::: EXTRACTED RECORDS :::

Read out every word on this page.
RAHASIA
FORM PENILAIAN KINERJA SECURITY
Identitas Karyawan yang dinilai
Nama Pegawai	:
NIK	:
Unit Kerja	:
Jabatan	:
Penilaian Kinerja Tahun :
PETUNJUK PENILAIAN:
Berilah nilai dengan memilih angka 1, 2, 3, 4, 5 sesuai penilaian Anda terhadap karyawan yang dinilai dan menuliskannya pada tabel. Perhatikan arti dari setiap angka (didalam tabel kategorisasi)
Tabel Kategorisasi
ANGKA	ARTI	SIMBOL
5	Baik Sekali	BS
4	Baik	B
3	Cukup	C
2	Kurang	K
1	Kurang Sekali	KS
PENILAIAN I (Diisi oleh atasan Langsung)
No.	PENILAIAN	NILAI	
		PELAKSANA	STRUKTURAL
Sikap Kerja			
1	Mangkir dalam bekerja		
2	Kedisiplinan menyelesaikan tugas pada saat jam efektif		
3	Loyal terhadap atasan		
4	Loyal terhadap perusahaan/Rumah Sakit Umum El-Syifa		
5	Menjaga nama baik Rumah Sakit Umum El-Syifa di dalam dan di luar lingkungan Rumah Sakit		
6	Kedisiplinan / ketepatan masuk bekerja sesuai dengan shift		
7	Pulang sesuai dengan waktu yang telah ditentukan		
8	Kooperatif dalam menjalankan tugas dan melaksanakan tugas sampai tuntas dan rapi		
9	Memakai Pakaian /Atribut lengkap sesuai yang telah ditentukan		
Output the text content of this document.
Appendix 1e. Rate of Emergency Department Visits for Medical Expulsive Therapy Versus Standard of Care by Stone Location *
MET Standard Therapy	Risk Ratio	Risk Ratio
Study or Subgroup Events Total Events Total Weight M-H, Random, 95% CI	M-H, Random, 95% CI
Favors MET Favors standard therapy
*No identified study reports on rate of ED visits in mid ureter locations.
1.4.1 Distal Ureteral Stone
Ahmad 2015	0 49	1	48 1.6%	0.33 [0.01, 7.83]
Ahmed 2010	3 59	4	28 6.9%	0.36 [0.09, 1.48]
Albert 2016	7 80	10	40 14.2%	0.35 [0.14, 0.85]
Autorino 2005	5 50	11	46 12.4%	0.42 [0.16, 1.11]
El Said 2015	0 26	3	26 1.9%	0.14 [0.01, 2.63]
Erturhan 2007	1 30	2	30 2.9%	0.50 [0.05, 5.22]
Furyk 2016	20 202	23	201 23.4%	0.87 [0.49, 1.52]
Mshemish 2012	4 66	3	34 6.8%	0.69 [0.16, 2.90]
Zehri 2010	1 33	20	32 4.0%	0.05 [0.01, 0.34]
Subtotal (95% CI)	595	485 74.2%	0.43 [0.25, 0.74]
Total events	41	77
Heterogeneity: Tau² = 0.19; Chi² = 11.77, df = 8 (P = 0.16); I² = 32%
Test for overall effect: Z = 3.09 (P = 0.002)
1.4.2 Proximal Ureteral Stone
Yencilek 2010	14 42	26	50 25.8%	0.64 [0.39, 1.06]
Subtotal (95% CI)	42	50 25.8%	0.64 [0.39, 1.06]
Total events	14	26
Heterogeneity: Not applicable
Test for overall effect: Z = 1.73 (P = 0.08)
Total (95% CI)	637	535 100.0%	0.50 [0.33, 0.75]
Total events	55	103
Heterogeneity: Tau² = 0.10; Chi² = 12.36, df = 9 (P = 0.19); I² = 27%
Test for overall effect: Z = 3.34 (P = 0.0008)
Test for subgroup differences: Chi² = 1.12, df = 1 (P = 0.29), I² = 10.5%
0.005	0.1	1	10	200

:::

PROBLEM TO SOLVE:
Write out every line exactly as it stands.

THE SOLUTION:
Read out every word on this page.
RAHASIA
FORM PENILAIAN KINERJA SECURITY
Identitas Karyawan yang dinilai
Nama Pegawai	:
NIK	:
Unit Kerja	:
Jabatan	:
Penilaian Kinerja Tahun :
PETUNJUK PENILAIAN:
Berilah nilai dengan memilih angka 1, 2, 3, 4, 5 sesuai penilaian Anda terhadap karyawan yang dinilai dan menuliskannya pada tabel. Perhatikan arti dari setiap angka (didalam tabel kategorisasi)
Tabel Kategorisasi
ANGKA	ARTI	SIMBOL
5	Baik Sekali	BS
4	Baik	B
3	Cukup	C
2	Kurang	K
1	Kurang Sekali	KS
PENILAIAN I (Diisi oleh atasan Langsung)
No.	PENILAIAN	NILAI	
		PELAKSANA	STRUKTURAL
Sikap Kerja			
1	Mangkir dalam bekerja		
2	Kedisiplinan menyelesaikan tugas pada saat jam efektif		
3	Loyal terhadap atasan		
4	Loyal terhadap perusahaan/Rumah Sakit Umum El-Syifa		
5	Menjaga nama baik Rumah Sakit Umum El-Syifa di dalam dan di luar lingkungan Rumah Sakit		
6	Kedisiplinan / ketepatan masuk bekerja sesuai dengan shift		
7	Pulang sesuai dengan waktu yang telah ditentukan		
8	Kooperatif dalam menjalankan tugas dan melaksanakan tugas sampai tuntas dan rapi		
9	Memakai Pakaian /Atribut lengkap sesuai yang telah ditentukan		
Output the text content of this document.
Appendix 1e. Rate of Emergency Department Visits for Medical Expulsive Therapy Versus Standard of Care by Stone Location *
MET Standard Therapy	Risk Ratio	Risk Ratio
Study or Subgroup Events Total Events Total Weight M-H, Random, 95% CI	M-H, Random, 95% CI
Favors MET Favors standard therapy
*No identified study reports on rate of ED visits in mid ureter locations.
1.4.1 Distal Ureteral Stone
Ahmad 2015	0 49	1	48 1.6%	0.33 [0.01, 7.83]
Ahmed 2010	3 59	4	28 6.9%	0.36 [0.09, 1.48]
Albert 2016	7 80	10	40 14.2%	0.35 [0.14, 0.85]
Autorino 2005	5 50	11	46 12.4%	0.42 [0.16, 1.11]
El Said 2015	0 26	3	26 1.9%	0.14 [0.01, 2.63]
Erturhan 2007	1 30	2	30 2.9%	0.50 [0.05, 5.22]
Furyk 2016	20 202	23	201 23.4%	0.87 [0.49, 1.52]
Mshemish 2012	4 66	3	34 6.8%	0.69 [0.16, 2.90]
Zehri 2010	1 33	20	32 4.0%	0.05 [0.01, 0.34]
Subtotal (95% CI)	595	485 74.2%	0.43 [0.25, 0.74]
Total events	41	77
Heterogeneity: Tau² = 0.19; Chi² = 11.77, df = 8 (P = 0.16); I² = 32%
Test for overall effect: Z = 3.09 (P = 0.002)
1.4.2 Proximal Ureteral Stone
Yencilek 2010	14 42	26	50 25.8%	0.64 [0.39, 1.06]
Subtotal (95% CI)	42	50 25.8%	0.64 [0.39, 1.06]
Total events	14	26
Heterogeneity: Not applicable
Test for overall effect: Z = 1.73 (P = 0.08)
Total (95% CI)	637	535 100.0%	0.50 [0.33, 0.75]
Total events	55	103
Heterogeneity: Tau² = 0.10; Chi² = 12.36, df = 9 (P = 0.19); I² = 27%
Test for overall effect: Z = 3.34 (P = 0.0008)
Test for subgroup differences: Chi² = 1.12, df = 1 (P = 0.29), I² = 10.5%
0.005	0.1	1	10	200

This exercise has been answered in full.